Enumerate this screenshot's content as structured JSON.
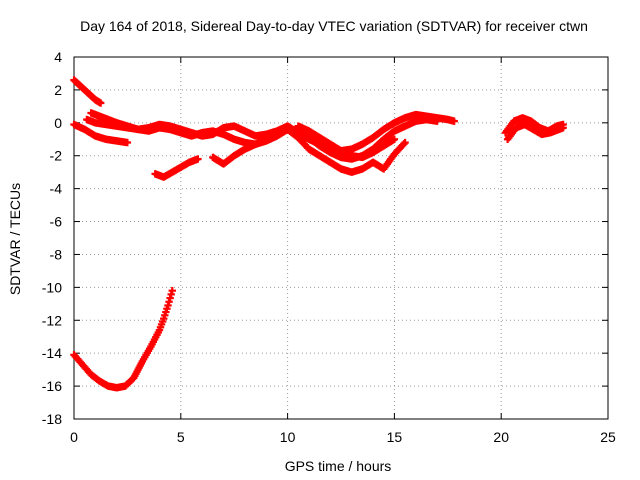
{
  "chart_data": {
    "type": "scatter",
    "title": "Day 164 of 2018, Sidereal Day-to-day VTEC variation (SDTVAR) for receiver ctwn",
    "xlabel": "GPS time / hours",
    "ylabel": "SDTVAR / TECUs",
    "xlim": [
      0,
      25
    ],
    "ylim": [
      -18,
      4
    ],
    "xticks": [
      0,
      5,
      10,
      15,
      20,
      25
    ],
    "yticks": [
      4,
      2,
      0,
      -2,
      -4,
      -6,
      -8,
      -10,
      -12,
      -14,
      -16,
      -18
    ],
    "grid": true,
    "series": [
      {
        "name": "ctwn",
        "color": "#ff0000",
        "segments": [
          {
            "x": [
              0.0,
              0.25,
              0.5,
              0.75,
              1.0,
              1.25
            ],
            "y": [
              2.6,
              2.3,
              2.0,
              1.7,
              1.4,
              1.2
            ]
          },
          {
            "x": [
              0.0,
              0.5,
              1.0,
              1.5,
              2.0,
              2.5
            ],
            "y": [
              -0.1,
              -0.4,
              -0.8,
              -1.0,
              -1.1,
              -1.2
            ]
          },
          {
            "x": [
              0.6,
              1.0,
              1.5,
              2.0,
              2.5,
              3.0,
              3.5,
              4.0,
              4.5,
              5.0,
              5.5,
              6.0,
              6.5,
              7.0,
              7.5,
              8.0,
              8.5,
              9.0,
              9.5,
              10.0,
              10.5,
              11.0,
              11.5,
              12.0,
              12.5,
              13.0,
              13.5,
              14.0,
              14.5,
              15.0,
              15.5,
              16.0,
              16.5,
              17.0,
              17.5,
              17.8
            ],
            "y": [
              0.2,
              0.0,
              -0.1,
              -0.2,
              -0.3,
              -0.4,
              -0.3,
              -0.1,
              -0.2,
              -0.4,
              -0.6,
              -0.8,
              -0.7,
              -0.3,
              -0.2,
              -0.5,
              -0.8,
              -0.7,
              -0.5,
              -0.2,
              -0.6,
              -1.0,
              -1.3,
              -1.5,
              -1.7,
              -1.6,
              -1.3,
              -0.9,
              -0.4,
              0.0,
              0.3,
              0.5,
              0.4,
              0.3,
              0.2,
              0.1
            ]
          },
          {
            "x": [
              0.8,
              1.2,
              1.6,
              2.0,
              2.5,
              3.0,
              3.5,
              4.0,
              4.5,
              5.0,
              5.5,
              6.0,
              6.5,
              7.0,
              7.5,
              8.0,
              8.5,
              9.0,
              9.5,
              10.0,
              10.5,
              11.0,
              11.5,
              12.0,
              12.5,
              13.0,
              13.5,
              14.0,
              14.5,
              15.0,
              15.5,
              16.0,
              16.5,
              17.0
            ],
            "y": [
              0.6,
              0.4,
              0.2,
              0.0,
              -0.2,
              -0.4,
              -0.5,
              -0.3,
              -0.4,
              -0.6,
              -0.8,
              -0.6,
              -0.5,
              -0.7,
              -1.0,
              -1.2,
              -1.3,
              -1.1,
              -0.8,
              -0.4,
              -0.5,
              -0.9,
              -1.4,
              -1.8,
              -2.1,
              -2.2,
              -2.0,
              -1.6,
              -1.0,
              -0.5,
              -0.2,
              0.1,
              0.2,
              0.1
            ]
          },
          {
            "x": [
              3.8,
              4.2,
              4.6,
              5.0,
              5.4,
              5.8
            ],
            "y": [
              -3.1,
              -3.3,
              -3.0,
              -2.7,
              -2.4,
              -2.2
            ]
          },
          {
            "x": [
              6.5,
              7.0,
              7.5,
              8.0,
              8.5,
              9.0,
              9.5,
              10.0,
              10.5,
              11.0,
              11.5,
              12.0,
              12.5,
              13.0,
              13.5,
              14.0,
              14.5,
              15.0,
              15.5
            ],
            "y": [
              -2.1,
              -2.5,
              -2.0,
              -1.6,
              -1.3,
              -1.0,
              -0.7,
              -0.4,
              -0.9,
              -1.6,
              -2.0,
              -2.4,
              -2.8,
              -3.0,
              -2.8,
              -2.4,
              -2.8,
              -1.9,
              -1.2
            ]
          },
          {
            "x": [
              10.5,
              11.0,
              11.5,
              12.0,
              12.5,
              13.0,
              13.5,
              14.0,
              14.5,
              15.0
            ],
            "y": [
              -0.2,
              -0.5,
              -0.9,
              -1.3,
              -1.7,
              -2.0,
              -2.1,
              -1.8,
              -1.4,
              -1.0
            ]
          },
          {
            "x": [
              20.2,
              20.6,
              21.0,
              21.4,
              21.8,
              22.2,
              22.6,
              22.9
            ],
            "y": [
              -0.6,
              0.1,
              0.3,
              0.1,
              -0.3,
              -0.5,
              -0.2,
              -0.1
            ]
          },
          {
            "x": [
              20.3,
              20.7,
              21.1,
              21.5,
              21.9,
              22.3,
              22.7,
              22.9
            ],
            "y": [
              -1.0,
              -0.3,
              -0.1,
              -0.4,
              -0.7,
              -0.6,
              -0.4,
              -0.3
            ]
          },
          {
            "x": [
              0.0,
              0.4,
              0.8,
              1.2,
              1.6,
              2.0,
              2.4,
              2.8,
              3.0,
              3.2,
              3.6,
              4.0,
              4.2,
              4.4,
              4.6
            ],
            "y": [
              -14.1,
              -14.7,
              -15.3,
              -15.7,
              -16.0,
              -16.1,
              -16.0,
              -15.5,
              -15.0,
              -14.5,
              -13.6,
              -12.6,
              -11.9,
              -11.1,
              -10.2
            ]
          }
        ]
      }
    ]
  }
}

Instructions to follow:
Tally the lines in these entries that have the string "ctwn" in them, then answer with the count and nothing else.

Solution for this exercise:
2